C. : À quel âge avez-vous réalisé que vous vouliez/ne vouliez pas d’enfants – et avez-vous réalisé que vous n’en vouliez pas alors que vous pensiez en vouloir... ou l’inverse ?
V.C. : Un peu avant 30 ans. Jusqu’à cet âge-là, je ne me posais pas vraiment la question, mais je pensais que je voulais des enfants, comme tout le monde. Je ne pensais même pas qu’une alternative soit possible.
J’imaginais un grand pique-nique au soleil avec mon beau mari et notre flopée d’enfants, comme lorsque je m’inventais des histoires, petite fille.

C. : À quelle occasion ? Une rencontre, une discussion, un bouquin, une remarque ?
V.C. : Bizarrement, c’est lorsque j’ai rencontré le premier homme avec lequel je me suis sentie vraiment bien et avec lequel j’ai pu être moi-même. La question de l’enfant s’est posée naturellement, et cette question m’a fait prendre conscience que j’avais le choix. Cela semble logique, mais ce n’est pas si évident lorsqu’il s’agit des questions qui impliquent les lois de mère nature.
J’ai su alors intimement et immédiatement que je ne voulais pas être mère. Par bonheur, mon compagnon a respecté ce choix, qui lui convient aussi.

C. : Trouvez-vous qu’il y a une forte pression sociale pour avoir des enfants ?
V.C. : La pression est énorme ! Surtout entre 30 et 40 ans, l’âge où tout le monde se lance dans la grande aventure familiale et vous encourage à plonger avec eux ! Toute la société est construite sur ce modèle unique. C’est le seul qu’elle reconnaît et qu’elle avantage moralement et socialement. Une femme normale veut FORCÉMENT des enfants. Sinon, c’est qu’elle a FORCÉMENT un problème.
Un couple équilibré qui s’aime veut FORCÉMENT des enfants. Si ce n’est pas le cas, c’est qu’il y a FORCÉMENT quelque chose qui cloche ou que le couple ne s’aime pas assez. Or, des tas de couples déséquilibrés ou qui ne s’aiment plus font des enfants et ont leur place dans la société.
Les filles sont conditionnées dès le plus jeune âge à devenir mère. C’est la fin heureuse de tous les contes de fée. Une promesse de bonheur qui me semble pourtant loin d’être évidente.
J’imagine à quel point les femmes qui voulaient, mais ne peuvent pas avoir d’enfant doivent se sentir inutiles et désespérées, car la société oublie de les rassurer sur le fait qu’on peut s’épanouir sans être mère et qu’un enfant ne garantit pas non plus une vie heureuse.

C. : Et vous, comment vivez-vous cette pression sociale ?
Je l’ai mal vécue les premières années car j’avais du mal à assumer mon choix. Je me sentais harcelée par la société et par mon entourage. Je souffrais de ne pas être comprise et me sentais de plus en plus anormale. Je m’indignais que l’on puisse juger ou imposer un choix aussi intime et important.

---

> [Objectif]: Donnez, s'il vous plaît, la suite de l'entretien ci-dessus sur le choix de ne pas avoir d'enfants, en reprenant après sa dernière phrase.

> [Matériau]:
---

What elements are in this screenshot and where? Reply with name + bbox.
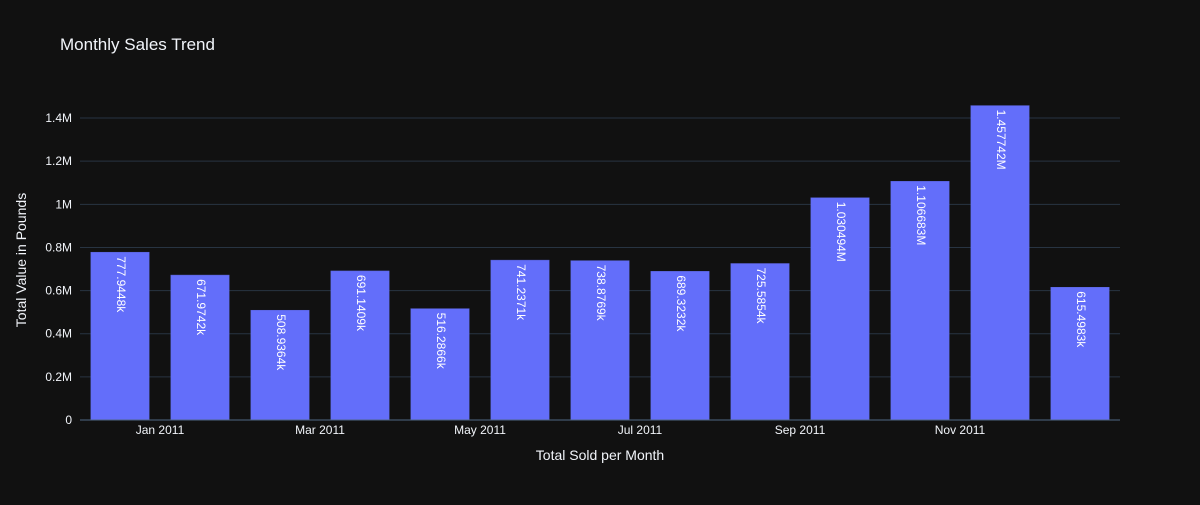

---

> [Réponse proposée]:
Je me sentais vraiment rejetée par la société. Depuis, ce rejet n’est plus du tout subi. Il incarne ma liberté et me protège de ce conformisme qui me semble enfermer tout le monde dans une illusion collective. Je trouve que la norme imposée par la société nous fait tous nous sentir anormaux à un moment ou à un autre et nous pousse à gommer nos différences jusqu’à ce que nous ne soyons plus nous-mêmes et ne réfléchissions plus par nous-mêmes. La norme me semble être la plus dangereuse des illusions.
Elle met la pression dans tous les domaines et pousse de nombreuses personnes à faire semblant. Se libérer de cette pression ne simplifie pas forcément la vie mais permet de vivre en accord avec soi. C’est déjà énorme !

C. : Pensez-vous que cette norme vous influence dans un sens ou dans l’autre ?
Elle a pu m’influencer quand j’étais plus jeune, lorsque je pensais encore qu’elle agissait pour mon bien et celui de tous, à l’image d’un parent responsable et aimant. Aujourd’hui, je sais beaucoup mieux que la société ce qui est bon pour moi et ce qui me convient.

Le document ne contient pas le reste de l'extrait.